→ YOUR OBJECTIVE
Reproduce every entry exactly as shown.

→ DATA ENTRIES

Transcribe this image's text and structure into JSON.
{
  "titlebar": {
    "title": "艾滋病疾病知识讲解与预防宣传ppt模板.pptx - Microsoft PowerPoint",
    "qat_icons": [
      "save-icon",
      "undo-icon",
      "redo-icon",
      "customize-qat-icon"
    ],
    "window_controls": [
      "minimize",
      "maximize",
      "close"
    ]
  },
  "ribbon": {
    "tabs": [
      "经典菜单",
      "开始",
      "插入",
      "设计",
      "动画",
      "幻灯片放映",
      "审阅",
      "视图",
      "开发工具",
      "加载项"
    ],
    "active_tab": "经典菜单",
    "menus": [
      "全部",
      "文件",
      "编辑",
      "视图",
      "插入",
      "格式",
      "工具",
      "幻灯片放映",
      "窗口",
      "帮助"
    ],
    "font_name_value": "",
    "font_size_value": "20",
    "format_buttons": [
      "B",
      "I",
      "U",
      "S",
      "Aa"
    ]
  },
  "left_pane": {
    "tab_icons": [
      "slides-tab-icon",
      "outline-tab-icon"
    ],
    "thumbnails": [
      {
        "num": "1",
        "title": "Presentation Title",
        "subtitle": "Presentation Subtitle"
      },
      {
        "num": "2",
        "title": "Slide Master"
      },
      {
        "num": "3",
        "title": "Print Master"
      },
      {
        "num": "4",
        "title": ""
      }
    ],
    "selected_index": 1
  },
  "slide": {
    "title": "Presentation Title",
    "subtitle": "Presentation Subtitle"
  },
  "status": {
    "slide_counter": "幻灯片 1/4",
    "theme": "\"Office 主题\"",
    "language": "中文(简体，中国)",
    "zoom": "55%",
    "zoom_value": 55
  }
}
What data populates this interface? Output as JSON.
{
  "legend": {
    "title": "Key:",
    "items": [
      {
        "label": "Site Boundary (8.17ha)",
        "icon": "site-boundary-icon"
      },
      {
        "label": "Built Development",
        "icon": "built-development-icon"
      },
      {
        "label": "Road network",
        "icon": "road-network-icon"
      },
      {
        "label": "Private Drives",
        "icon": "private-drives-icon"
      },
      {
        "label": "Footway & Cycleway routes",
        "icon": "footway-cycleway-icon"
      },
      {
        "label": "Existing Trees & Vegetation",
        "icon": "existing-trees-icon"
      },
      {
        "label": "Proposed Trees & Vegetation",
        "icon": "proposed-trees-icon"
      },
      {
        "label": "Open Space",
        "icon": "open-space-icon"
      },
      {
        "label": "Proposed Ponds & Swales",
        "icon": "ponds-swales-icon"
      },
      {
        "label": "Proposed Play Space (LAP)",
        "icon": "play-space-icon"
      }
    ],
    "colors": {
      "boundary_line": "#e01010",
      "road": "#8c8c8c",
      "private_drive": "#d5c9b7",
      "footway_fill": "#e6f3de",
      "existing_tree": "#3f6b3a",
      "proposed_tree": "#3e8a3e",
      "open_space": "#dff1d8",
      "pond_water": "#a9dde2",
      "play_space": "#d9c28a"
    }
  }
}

→ THE COMPLETED TASK
Transcribe this image's text and structure into JSON.
{
  "titlebar": {
    "title": "艾滋病疾病知识讲解与预防宣传ppt模板.pptx - Microsoft PowerPoint",
    "qat_icons": [
      "save-icon",
      "undo-icon",
      "redo-icon",
      "customize-qat-icon"
    ],
    "window_controls": [
      "minimize",
      "maximize",
      "close"
    ]
  },
  "ribbon": {
    "tabs": [
      "经典菜单",
      "开始",
      "插入",
      "设计",
      "动画",
      "幻灯片放映",
      "审阅",
      "视图",
      "开发工具",
      "加载项"
    ],
    "active_tab": "经典菜单",
    "menus": [
      "全部",
      "文件",
      "编辑",
      "视图",
      "插入",
      "格式",
      "工具",
      "幻灯片放映",
      "窗口",
      "帮助"
    ],
    "font_name_value": "",
    "font_size_value": "20",
    "format_buttons": [
      "B",
      "I",
      "U",
      "S",
      "Aa"
    ]
  },
  "left_pane": {
    "tab_icons": [
      "slides-tab-icon",
      "outline-tab-icon"
    ],
    "thumbnails": [
      {
        "num": "1",
        "title": "Presentation Title",
        "subtitle": "Presentation Subtitle"
      },
      {
        "num": "2",
        "title": "Slide Master"
      },
      {
        "num": "3",
        "title": "Print Master"
      },
      {
        "num": "4",
        "title": ""
      }
    ],
    "selected_index": 1
  },
  "slide": {
    "title": "Presentation Title",
    "subtitle": "Presentation Subtitle"
  },
  "status": {
    "slide_counter": "幻灯片 1/4",
    "theme": "\"Office 主题\"",
    "language": "中文(简体，中国)",
    "zoom": "55%",
    "zoom_value": 55
  }
}
What data populates this interface? Output as JSON.
{
  "legend": {
    "title": "Key:",
    "items": [
      {
        "label": "Site Boundary (8.17ha)",
        "icon": "site-boundary-icon"
      },
      {
        "label": "Built Development",
        "icon": "built-development-icon"
      },
      {
        "label": "Road network",
        "icon": "road-network-icon"
      },
      {
        "label": "Private Drives",
        "icon": "private-drives-icon"
      },
      {
        "label": "Footway & Cycleway routes",
        "icon": "footway-cycleway-icon"
      },
      {
        "label": "Existing Trees & Vegetation",
        "icon": "existing-trees-icon"
      },
      {
        "label": "Proposed Trees & Vegetation",
        "icon": "proposed-trees-icon"
      },
      {
        "label": "Open Space",
        "icon": "open-space-icon"
      },
      {
        "label": "Proposed Ponds & Swales",
        "icon": "ponds-swales-icon"
      },
      {
        "label": "Proposed Play Space (LAP)",
        "icon": "play-space-icon"
      }
    ],
    "colors": {
      "boundary_line": "#e01010",
      "road": "#8c8c8c",
      "private_drive": "#d5c9b7",
      "footway_fill": "#e6f3de",
      "existing_tree": "#3f6b3a",
      "proposed_tree": "#3e8a3e",
      "open_space": "#dff1d8",
      "pond_water": "#a9dde2",
      "play_space": "#d9c28a"
    }
  }
}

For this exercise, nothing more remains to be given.